- [Reading text]
— start —

Contrary to the official dialectical materialism of the Soviet Union and interpretations of Marx rooted in the structural Marxism of Louis Althusser, Marxist humanists argue that Marx's work was an extension or transcendence of enlightenment humanism. Whereas other Marxist philosophies see Marxism as natural science, Marxist humanism reaffirms the doctrine that "man is the measure of all things"—that humans are essentially different to the rest of the natural order and should be treated so by Marxist theory.

Academic 

According to a 2007 survey of American professors by Neil Gross and Solon Simmons, 17.6% of social science professors and 5.0% of humanities professors identify as Marxists, while between 0 and 2% of professors in all other disciplines identify as Marxists.

Archaeology 

The theoretical development of Marxist archaeology was first developed in the Soviet Union in 1929, when a young archaeologist named Vladislav I. Ravdonikas published a report entitled "For a Soviet history of material culture"; within this work, the very discipline of archaeology as it then stood was criticised as being inherently bourgeois, therefore anti-socialist and so, as a part of the academic reforms instituted in the Soviet Union under the administration of General Secretary Joseph Stalin, a great emphasis was placed on the adoption of Marxist archaeology throughout the country.

These theoretical developments were subsequently adopted by archaeologists working in capitalist states outside of the Leninist bloc, most notably by the Australian academic V. Gordon Childe, who used Marxist theory in his understandings of the development of human society.

— end —

- [Exercise a]
Restate the passage on Marxist theory word for word, in full.

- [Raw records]
— start —

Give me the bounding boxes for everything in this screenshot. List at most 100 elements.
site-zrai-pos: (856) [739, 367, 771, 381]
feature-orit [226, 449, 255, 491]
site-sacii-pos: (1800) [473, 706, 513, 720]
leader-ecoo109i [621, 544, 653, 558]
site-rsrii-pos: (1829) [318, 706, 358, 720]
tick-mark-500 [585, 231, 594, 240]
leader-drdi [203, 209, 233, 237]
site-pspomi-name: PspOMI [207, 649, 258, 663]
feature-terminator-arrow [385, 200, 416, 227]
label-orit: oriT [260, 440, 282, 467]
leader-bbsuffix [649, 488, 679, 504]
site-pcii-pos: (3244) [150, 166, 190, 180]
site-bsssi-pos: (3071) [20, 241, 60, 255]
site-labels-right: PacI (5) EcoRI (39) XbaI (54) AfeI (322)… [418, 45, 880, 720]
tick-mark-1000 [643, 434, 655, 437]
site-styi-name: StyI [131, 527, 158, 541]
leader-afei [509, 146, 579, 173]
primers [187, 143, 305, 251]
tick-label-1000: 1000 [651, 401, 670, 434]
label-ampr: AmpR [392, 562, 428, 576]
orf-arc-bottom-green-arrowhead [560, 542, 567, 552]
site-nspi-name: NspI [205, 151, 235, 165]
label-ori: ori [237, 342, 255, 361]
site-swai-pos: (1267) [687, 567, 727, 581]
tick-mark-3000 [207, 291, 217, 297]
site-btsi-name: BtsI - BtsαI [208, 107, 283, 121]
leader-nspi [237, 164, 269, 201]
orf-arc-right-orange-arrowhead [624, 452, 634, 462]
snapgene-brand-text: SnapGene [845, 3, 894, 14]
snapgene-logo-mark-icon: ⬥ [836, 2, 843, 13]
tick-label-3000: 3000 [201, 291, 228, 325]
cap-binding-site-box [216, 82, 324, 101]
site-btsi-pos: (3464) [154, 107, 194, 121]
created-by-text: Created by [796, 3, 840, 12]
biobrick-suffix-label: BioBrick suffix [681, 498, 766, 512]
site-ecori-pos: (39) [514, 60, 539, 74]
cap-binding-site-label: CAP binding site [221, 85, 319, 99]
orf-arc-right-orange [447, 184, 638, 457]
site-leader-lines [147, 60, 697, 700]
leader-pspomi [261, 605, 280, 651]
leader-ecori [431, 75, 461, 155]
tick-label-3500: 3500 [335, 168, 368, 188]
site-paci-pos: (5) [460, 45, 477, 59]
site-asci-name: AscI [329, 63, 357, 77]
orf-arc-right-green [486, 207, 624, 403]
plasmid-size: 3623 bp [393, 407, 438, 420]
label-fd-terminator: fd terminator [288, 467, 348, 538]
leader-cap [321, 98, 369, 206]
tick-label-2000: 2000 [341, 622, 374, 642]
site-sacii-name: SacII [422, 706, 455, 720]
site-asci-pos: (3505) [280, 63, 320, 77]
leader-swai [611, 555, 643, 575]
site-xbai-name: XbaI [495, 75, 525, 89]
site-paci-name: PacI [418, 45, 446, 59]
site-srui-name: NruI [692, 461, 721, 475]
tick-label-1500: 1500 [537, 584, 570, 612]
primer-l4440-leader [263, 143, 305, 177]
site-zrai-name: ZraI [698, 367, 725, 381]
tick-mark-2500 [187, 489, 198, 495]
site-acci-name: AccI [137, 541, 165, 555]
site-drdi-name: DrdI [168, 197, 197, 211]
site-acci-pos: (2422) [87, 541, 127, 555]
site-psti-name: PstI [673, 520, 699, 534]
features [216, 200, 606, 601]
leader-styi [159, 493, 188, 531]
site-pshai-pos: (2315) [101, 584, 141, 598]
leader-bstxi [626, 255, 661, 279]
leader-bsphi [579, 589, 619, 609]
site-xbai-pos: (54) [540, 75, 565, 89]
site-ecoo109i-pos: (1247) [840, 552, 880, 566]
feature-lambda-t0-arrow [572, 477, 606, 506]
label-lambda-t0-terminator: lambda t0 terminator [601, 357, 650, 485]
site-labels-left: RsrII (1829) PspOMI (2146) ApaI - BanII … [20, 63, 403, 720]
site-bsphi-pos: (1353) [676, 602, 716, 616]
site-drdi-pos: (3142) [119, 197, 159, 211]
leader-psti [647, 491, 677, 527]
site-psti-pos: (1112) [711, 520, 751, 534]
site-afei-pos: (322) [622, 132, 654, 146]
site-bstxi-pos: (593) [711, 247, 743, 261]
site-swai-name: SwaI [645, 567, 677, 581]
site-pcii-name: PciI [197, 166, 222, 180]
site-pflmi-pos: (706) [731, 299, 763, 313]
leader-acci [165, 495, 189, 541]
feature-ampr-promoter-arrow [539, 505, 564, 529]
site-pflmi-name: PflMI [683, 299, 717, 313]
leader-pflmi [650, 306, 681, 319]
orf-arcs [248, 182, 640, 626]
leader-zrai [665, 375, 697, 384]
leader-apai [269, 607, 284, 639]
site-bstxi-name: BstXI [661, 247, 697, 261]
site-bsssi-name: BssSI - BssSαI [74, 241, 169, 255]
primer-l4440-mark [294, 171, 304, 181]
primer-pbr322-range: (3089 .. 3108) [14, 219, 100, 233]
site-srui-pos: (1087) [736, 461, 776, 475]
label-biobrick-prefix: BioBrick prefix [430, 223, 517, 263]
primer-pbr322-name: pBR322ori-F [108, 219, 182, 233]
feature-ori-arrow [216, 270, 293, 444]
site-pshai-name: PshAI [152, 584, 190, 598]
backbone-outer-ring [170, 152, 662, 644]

— end —
— start —

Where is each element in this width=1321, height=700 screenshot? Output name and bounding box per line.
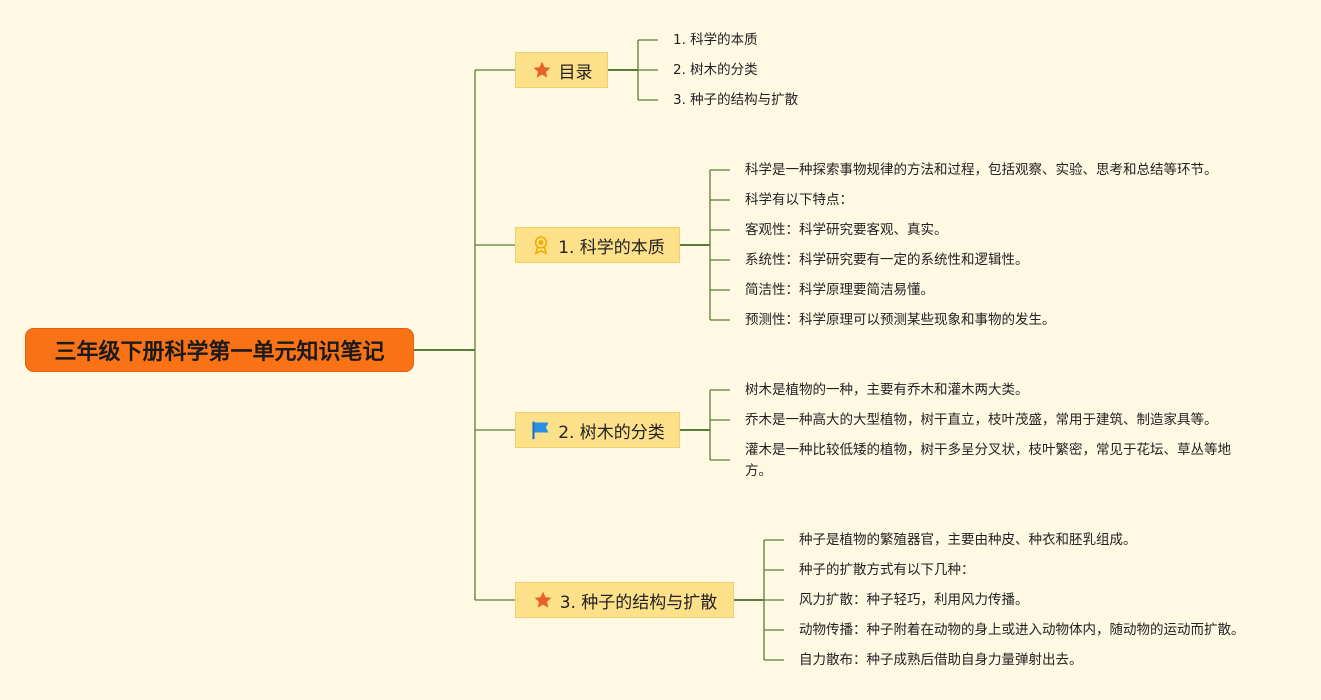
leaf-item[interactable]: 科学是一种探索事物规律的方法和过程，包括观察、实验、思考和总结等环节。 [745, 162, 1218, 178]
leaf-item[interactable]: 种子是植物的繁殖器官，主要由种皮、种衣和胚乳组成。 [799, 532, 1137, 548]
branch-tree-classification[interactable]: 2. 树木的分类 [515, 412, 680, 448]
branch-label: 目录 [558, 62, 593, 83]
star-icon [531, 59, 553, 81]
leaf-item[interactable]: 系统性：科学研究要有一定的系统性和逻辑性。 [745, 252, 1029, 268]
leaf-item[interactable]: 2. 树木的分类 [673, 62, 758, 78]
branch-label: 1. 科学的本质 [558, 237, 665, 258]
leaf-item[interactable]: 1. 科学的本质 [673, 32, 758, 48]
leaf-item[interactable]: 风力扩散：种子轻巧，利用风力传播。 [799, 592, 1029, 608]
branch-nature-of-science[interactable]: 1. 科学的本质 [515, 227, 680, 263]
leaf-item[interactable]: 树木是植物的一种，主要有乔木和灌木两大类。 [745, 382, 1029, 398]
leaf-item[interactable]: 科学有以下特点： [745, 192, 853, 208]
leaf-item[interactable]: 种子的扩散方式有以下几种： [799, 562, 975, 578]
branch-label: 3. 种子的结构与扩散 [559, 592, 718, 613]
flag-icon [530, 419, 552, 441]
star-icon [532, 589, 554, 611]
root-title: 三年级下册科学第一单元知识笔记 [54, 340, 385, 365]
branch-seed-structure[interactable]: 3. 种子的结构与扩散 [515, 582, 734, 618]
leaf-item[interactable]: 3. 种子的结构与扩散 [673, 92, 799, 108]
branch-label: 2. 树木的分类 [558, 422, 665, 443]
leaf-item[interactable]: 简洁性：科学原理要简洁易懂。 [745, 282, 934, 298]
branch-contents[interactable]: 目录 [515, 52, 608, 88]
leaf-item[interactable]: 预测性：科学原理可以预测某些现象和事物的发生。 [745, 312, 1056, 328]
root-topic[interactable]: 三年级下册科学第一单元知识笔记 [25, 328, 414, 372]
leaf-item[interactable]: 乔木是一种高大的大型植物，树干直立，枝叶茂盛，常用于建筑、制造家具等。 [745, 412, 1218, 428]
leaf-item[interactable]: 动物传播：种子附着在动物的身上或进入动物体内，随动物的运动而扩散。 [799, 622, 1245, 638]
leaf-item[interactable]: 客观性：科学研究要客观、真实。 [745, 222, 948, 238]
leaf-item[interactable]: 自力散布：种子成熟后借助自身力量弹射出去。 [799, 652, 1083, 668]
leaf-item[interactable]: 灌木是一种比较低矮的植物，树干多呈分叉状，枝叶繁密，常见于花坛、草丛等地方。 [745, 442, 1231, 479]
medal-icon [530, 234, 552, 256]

— end —

- [Exercise b]
From the entries, quote the lines beginning with the one containing "Give me the" and ending after the one containing "site-styi-name: StyI [131, 527, 158, 541]", both included.

- [Solution a]
Contrary to the official dialectical materialism of the Soviet Union and interpretations of Marx rooted in the structural Marxism of Louis Althusser, Marxist humanists argue that Marx's work was an extension or transcendence of enlightenment humanism. Whereas other Marxist philosophies see Marxism as natural science, Marxist humanism reaffirms the doctrine that "man is the measure of all things"—that humans are essentially different to the rest of the natural order and should be treated so by Marxist theory.

Academic 

According to a 2007 survey of American professors by Neil Gross and Solon Simmons, 17.6% of social science professors and 5.0% of humanities professors identify as Marxists, while between 0 and 2% of professors in all other disciplines identify as Marxists.

Archaeology 

The theoretical development of Marxist archaeology was first developed in the Soviet Union in 1929, when a young archaeologist named Vladislav I. Ravdonikas published a report entitled "For a Soviet history of material culture"; within this work, the very discipline of archaeology as it then stood was criticised as being inherently bourgeois, therefore anti-socialist and so, as a part of the academic reforms instituted in the Soviet Union under the administration of General Secretary Joseph Stalin, a great emphasis was placed on the adoption of Marxist archaeology throughout the country.

These theoretical developments were subsequently adopted by archaeologists working in capitalist states outside of the Leninist bloc, most notably by the Australian academic V. Gordon Childe, who used Marxist theory in his understandings of the development of human society.

- [Solution b]
Give me the bounding boxes for everything in this screenshot. List at most 100 elements.
site-zrai-pos: (856) [739, 367, 771, 381]
feature-orit [226, 449, 255, 491]
site-sacii-pos: (1800) [473, 706, 513, 720]
leader-ecoo109i [621, 544, 653, 558]
site-rsrii-pos: (1829) [318, 706, 358, 720]
tick-mark-500 [585, 231, 594, 240]
leader-drdi [203, 209, 233, 237]
site-pspomi-name: PspOMI [207, 649, 258, 663]
feature-terminator-arrow [385, 200, 416, 227]
label-orit: oriT [260, 440, 282, 467]
leader-bbsuffix [649, 488, 679, 504]
site-pcii-pos: (3244) [150, 166, 190, 180]
site-bsssi-pos: (3071) [20, 241, 60, 255]
site-labels-right: PacI (5) EcoRI (39) XbaI (54) AfeI (322)… [418, 45, 880, 720]
tick-mark-1000 [643, 434, 655, 437]
site-styi-name: StyI [131, 527, 158, 541]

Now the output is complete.